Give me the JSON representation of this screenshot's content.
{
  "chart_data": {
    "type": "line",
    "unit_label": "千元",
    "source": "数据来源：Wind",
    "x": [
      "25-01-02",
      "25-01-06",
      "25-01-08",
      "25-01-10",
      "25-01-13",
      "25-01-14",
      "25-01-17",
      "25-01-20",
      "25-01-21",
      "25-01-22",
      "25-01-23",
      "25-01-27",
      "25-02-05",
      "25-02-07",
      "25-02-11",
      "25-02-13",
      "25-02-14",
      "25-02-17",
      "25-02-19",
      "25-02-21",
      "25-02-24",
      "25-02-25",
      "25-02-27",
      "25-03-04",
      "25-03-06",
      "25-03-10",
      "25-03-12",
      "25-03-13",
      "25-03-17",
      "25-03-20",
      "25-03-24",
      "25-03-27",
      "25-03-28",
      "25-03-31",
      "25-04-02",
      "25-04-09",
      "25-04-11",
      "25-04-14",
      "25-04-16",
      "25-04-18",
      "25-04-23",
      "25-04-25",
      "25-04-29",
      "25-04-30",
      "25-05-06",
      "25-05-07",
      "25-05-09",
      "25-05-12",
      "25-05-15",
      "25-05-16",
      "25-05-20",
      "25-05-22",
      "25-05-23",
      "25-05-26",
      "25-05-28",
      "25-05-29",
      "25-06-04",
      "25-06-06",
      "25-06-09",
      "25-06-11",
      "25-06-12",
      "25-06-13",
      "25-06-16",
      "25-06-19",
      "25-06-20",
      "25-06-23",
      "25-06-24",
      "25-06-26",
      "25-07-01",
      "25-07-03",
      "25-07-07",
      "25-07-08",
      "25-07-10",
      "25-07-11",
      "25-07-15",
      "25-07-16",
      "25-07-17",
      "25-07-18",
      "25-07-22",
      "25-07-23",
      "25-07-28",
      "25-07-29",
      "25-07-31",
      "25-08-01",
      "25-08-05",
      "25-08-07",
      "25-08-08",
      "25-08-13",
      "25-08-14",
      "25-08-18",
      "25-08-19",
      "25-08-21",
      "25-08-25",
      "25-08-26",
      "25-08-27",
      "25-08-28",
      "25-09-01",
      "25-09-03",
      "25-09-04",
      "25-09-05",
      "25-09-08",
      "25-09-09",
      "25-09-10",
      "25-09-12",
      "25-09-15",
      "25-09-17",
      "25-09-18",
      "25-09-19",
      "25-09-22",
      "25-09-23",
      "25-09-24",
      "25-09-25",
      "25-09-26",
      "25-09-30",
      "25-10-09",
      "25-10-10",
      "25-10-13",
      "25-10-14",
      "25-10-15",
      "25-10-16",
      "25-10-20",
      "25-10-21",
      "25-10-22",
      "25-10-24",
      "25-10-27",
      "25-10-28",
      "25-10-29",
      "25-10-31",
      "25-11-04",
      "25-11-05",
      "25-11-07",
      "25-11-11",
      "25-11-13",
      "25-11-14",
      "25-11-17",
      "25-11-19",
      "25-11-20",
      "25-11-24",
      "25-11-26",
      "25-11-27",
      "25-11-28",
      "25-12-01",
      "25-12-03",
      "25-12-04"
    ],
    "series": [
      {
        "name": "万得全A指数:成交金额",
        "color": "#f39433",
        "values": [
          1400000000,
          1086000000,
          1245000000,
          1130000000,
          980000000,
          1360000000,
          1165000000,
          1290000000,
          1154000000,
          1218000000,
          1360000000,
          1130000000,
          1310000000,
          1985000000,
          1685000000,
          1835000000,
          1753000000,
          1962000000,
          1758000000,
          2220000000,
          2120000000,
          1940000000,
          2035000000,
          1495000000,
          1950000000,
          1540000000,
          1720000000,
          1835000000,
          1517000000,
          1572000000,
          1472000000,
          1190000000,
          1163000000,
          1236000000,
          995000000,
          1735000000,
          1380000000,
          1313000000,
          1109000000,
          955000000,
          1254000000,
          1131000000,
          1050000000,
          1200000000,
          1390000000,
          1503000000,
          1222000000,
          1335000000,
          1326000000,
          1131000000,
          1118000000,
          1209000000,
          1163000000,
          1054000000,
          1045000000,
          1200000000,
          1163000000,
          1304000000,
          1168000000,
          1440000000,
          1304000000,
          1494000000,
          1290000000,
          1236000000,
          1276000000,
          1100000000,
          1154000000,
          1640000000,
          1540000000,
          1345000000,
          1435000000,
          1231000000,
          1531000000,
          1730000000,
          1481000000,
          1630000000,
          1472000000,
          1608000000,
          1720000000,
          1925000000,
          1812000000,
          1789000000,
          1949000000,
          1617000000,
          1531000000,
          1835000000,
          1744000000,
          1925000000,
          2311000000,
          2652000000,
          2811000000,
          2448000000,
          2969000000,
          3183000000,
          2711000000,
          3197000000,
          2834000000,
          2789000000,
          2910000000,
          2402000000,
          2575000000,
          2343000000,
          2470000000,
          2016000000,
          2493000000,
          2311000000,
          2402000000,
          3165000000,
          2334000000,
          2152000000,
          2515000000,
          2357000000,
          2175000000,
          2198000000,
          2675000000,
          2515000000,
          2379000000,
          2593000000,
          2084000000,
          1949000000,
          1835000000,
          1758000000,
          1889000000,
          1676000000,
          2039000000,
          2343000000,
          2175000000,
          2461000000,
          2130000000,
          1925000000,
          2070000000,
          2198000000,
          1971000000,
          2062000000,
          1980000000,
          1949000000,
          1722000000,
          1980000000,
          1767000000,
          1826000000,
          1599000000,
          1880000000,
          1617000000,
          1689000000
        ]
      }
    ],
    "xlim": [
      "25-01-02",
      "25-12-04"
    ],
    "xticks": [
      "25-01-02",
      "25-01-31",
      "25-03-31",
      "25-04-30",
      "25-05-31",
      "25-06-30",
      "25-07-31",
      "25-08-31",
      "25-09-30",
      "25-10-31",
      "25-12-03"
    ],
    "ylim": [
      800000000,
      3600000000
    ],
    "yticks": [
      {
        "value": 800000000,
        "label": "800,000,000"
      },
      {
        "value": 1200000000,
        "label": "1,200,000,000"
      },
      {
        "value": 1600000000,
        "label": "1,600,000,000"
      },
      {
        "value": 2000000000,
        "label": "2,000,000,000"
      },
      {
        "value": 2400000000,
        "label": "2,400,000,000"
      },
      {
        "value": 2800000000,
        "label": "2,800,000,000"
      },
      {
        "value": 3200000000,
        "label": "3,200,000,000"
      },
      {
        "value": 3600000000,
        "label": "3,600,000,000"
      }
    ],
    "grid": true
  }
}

SHORT PROBLEM: Extract all of the data shown above without alteration.

COMPLETED EXERCISE:
Give me the JSON representation of this screenshot's content.
{
  "chart_data": {
    "type": "line",
    "unit_label": "千元",
    "source": "数据来源：Wind",
    "x": [
      "25-01-02",
      "25-01-06",
      "25-01-08",
      "25-01-10",
      "25-01-13",
      "25-01-14",
      "25-01-17",
      "25-01-20",
      "25-01-21",
      "25-01-22",
      "25-01-23",
      "25-01-27",
      "25-02-05",
      "25-02-07",
      "25-02-11",
      "25-02-13",
      "25-02-14",
      "25-02-17",
      "25-02-19",
      "25-02-21",
      "25-02-24",
      "25-02-25",
      "25-02-27",
      "25-03-04",
      "25-03-06",
      "25-03-10",
      "25-03-12",
      "25-03-13",
      "25-03-17",
      "25-03-20",
      "25-03-24",
      "25-03-27",
      "25-03-28",
      "25-03-31",
      "25-04-02",
      "25-04-09",
      "25-04-11",
      "25-04-14",
      "25-04-16",
      "25-04-18",
      "25-04-23",
      "25-04-25",
      "25-04-29",
      "25-04-30",
      "25-05-06",
      "25-05-07",
      "25-05-09",
      "25-05-12",
      "25-05-15",
      "25-05-16",
      "25-05-20",
      "25-05-22",
      "25-05-23",
      "25-05-26",
      "25-05-28",
      "25-05-29",
      "25-06-04",
      "25-06-06",
      "25-06-09",
      "25-06-11",
      "25-06-12",
      "25-06-13",
      "25-06-16",
      "25-06-19",
      "25-06-20",
      "25-06-23",
      "25-06-24",
      "25-06-26",
      "25-07-01",
      "25-07-03",
      "25-07-07",
      "25-07-08",
      "25-07-10",
      "25-07-11",
      "25-07-15",
      "25-07-16",
      "25-07-17",
      "25-07-18",
      "25-07-22",
      "25-07-23",
      "25-07-28",
      "25-07-29",
      "25-07-31",
      "25-08-01",
      "25-08-05",
      "25-08-07",
      "25-08-08",
      "25-08-13",
      "25-08-14",
      "25-08-18",
      "25-08-19",
      "25-08-21",
      "25-08-25",
      "25-08-26",
      "25-08-27",
      "25-08-28",
      "25-09-01",
      "25-09-03",
      "25-09-04",
      "25-09-05",
      "25-09-08",
      "25-09-09",
      "25-09-10",
      "25-09-12",
      "25-09-15",
      "25-09-17",
      "25-09-18",
      "25-09-19",
      "25-09-22",
      "25-09-23",
      "25-09-24",
      "25-09-25",
      "25-09-26",
      "25-09-30",
      "25-10-09",
      "25-10-10",
      "25-10-13",
      "25-10-14",
      "25-10-15",
      "25-10-16",
      "25-10-20",
      "25-10-21",
      "25-10-22",
      "25-10-24",
      "25-10-27",
      "25-10-28",
      "25-10-29",
      "25-10-31",
      "25-11-04",
      "25-11-05",
      "25-11-07",
      "25-11-11",
      "25-11-13",
      "25-11-14",
      "25-11-17",
      "25-11-19",
      "25-11-20",
      "25-11-24",
      "25-11-26",
      "25-11-27",
      "25-11-28",
      "25-12-01",
      "25-12-03",
      "25-12-04"
    ],
    "series": [
      {
        "name": "万得全A指数:成交金额",
        "color": "#f39433",
        "values": [
          1400000000,
          1086000000,
          1245000000,
          1130000000,
          980000000,
          1360000000,
          1165000000,
          1290000000,
          1154000000,
          1218000000,
          1360000000,
          1130000000,
          1310000000,
          1985000000,
          1685000000,
          1835000000,
          1753000000,
          1962000000,
          1758000000,
          2220000000,
          2120000000,
          1940000000,
          2035000000,
          1495000000,
          1950000000,
          1540000000,
          1720000000,
          1835000000,
          1517000000,
          1572000000,
          1472000000,
          1190000000,
          1163000000,
          1236000000,
          995000000,
          1735000000,
          1380000000,
          1313000000,
          1109000000,
          955000000,
          1254000000,
          1131000000,
          1050000000,
          1200000000,
          1390000000,
          1503000000,
          1222000000,
          1335000000,
          1326000000,
          1131000000,
          1118000000,
          1209000000,
          1163000000,
          1054000000,
          1045000000,
          1200000000,
          1163000000,
          1304000000,
          1168000000,
          1440000000,
          1304000000,
          1494000000,
          1290000000,
          1236000000,
          1276000000,
          1100000000,
          1154000000,
          1640000000,
          1540000000,
          1345000000,
          1435000000,
          1231000000,
          1531000000,
          1730000000,
          1481000000,
          1630000000,
          1472000000,
          1608000000,
          1720000000,
          1925000000,
          1812000000,
          1789000000,
          1949000000,
          1617000000,
          1531000000,
          1835000000,
          1744000000,
          1925000000,
          2311000000,
          2652000000,
          2811000000,
          2448000000,
          2969000000,
          3183000000,
          2711000000,
          3197000000,
          2834000000,
          2789000000,
          2910000000,
          2402000000,
          2575000000,
          2343000000,
          2470000000,
          2016000000,
          2493000000,
          2311000000,
          2402000000,
          3165000000,
          2334000000,
          2152000000,
          2515000000,
          2357000000,
          2175000000,
          2198000000,
          2675000000,
          2515000000,
          2379000000,
          2593000000,
          2084000000,
          1949000000,
          1835000000,
          1758000000,
          1889000000,
          1676000000,
          2039000000,
          2343000000,
          2175000000,
          2461000000,
          2130000000,
          1925000000,
          2070000000,
          2198000000,
          1971000000,
          2062000000,
          1980000000,
          1949000000,
          1722000000,
          1980000000,
          1767000000,
          1826000000,
          1599000000,
          1880000000,
          1617000000,
          1689000000
        ]
      }
    ],
    "xlim": [
      "25-01-02",
      "25-12-04"
    ],
    "xticks": [
      "25-01-02",
      "25-01-31",
      "25-03-31",
      "25-04-30",
      "25-05-31",
      "25-06-30",
      "25-07-31",
      "25-08-31",
      "25-09-30",
      "25-10-31",
      "25-12-03"
    ],
    "ylim": [
      800000000,
      3600000000
    ],
    "yticks": [
      {
        "value": 800000000,
        "label": "800,000,000"
      },
      {
        "value": 1200000000,
        "label": "1,200,000,000"
      },
      {
        "value": 1600000000,
        "label": "1,600,000,000"
      },
      {
        "value": 2000000000,
        "label": "2,000,000,000"
      },
      {
        "value": 2400000000,
        "label": "2,400,000,000"
      },
      {
        "value": 2800000000,
        "label": "2,800,000,000"
      },
      {
        "value": 3200000000,
        "label": "3,200,000,000"
      },
      {
        "value": 3600000000,
        "label": "3,600,000,000"
      }
    ],
    "grid": true
  }
}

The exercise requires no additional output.